◆ Request ◆
Find the lines containing the word "муниципальное" and copy every one of them.

◆ Material supplied ◆
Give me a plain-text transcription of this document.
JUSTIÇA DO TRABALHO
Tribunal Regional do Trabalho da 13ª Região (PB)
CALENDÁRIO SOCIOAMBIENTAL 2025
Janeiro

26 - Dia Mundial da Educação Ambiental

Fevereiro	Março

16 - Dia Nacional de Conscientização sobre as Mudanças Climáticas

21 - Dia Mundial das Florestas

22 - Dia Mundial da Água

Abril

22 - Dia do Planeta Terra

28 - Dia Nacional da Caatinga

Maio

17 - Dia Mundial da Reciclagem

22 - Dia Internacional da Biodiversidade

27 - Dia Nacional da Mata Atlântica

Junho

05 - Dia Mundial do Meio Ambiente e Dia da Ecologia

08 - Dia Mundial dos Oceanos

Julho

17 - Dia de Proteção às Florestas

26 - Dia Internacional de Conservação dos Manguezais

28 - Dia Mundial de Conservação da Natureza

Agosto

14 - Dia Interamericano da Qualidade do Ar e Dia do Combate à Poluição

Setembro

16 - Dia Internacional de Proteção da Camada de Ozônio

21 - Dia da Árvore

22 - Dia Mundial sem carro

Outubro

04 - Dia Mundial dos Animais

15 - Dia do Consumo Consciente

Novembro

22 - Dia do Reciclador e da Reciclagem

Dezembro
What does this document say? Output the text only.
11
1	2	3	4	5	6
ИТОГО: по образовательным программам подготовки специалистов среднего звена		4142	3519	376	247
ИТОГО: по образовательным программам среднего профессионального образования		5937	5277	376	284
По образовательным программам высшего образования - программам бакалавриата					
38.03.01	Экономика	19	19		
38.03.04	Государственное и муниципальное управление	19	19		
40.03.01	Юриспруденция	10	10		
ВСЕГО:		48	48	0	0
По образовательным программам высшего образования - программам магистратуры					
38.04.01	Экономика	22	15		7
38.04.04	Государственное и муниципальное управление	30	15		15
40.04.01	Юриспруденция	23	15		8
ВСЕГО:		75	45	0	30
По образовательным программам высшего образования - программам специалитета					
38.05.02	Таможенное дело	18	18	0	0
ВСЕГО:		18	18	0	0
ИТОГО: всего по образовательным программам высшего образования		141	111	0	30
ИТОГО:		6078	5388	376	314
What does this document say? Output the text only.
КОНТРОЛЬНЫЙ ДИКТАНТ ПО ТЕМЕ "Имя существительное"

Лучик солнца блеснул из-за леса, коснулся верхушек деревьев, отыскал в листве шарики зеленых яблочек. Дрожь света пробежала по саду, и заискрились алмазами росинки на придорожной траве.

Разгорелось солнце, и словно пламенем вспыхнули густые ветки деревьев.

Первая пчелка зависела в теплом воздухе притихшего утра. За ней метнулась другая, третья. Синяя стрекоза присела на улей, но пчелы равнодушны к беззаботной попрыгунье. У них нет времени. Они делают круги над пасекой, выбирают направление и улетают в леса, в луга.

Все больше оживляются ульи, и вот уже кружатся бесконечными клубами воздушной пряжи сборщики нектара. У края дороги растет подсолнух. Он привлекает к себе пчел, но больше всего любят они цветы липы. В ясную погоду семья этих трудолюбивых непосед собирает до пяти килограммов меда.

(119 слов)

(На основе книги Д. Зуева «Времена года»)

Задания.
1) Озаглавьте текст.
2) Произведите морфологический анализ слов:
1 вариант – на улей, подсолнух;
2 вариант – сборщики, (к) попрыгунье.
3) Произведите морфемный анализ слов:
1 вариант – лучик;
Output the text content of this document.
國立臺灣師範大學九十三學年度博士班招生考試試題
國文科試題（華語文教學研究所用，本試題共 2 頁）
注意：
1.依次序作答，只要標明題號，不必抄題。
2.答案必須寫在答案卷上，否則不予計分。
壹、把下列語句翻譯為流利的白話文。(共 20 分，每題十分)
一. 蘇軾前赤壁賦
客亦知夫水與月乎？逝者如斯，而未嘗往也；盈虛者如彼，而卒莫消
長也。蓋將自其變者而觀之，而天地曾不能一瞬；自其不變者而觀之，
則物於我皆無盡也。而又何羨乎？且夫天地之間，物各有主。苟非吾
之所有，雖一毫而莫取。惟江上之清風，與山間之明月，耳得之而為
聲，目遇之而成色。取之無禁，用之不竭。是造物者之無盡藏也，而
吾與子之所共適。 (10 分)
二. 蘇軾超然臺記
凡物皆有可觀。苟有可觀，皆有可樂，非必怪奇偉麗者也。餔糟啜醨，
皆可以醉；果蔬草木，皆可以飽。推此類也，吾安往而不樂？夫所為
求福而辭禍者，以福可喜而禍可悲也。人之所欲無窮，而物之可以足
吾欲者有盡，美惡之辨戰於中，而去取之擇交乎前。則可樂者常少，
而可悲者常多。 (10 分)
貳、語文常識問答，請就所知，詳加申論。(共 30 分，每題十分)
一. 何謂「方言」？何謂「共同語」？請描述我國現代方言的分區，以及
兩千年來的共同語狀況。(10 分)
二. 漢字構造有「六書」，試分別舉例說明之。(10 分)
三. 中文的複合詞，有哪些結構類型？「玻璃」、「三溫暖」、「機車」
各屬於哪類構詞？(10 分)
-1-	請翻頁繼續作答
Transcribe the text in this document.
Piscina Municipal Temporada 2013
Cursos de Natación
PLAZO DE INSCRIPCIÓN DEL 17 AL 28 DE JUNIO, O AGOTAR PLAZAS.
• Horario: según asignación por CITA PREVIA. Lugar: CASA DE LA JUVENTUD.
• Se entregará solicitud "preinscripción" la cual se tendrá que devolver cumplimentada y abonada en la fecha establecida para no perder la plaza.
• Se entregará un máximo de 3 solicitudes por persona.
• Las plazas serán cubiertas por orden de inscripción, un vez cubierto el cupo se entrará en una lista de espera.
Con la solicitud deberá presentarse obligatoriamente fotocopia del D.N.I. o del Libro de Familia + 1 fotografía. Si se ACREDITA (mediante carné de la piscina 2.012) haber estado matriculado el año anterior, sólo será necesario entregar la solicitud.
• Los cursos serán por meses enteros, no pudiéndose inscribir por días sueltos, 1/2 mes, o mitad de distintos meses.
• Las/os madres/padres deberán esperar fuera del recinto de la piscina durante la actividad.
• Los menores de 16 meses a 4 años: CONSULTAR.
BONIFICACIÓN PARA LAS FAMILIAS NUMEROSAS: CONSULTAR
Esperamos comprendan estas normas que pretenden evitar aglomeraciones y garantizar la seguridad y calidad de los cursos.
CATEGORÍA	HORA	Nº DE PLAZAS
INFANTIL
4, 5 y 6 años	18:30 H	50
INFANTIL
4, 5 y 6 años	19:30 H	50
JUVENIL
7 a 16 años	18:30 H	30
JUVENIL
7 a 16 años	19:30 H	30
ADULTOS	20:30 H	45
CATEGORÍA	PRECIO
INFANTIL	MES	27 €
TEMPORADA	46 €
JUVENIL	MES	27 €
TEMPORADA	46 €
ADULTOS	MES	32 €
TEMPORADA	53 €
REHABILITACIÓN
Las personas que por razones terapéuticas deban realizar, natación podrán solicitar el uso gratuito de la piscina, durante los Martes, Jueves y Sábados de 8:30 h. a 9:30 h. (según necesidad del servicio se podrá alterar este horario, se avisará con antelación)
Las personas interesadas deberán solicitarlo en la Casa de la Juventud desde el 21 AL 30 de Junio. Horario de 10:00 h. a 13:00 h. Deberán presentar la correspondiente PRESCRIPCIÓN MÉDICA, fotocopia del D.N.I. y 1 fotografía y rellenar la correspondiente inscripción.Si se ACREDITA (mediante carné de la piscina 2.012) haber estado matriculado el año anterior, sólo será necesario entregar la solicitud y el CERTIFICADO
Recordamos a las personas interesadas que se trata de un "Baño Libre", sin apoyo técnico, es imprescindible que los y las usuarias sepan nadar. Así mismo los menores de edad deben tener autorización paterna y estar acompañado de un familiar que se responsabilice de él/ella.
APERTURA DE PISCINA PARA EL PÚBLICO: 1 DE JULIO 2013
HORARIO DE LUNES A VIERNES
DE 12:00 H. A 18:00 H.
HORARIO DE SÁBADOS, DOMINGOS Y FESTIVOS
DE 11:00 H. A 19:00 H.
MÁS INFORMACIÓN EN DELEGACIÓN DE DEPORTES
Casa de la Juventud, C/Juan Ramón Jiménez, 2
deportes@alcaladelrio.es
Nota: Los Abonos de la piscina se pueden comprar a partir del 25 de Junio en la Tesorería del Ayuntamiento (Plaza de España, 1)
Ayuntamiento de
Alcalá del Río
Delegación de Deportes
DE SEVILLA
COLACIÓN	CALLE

◆ Reply to the task ◆
38.03.04	Государственное и муниципальное управление	19	19		
38.04.04	Государственное и муниципальное управление	30	15		15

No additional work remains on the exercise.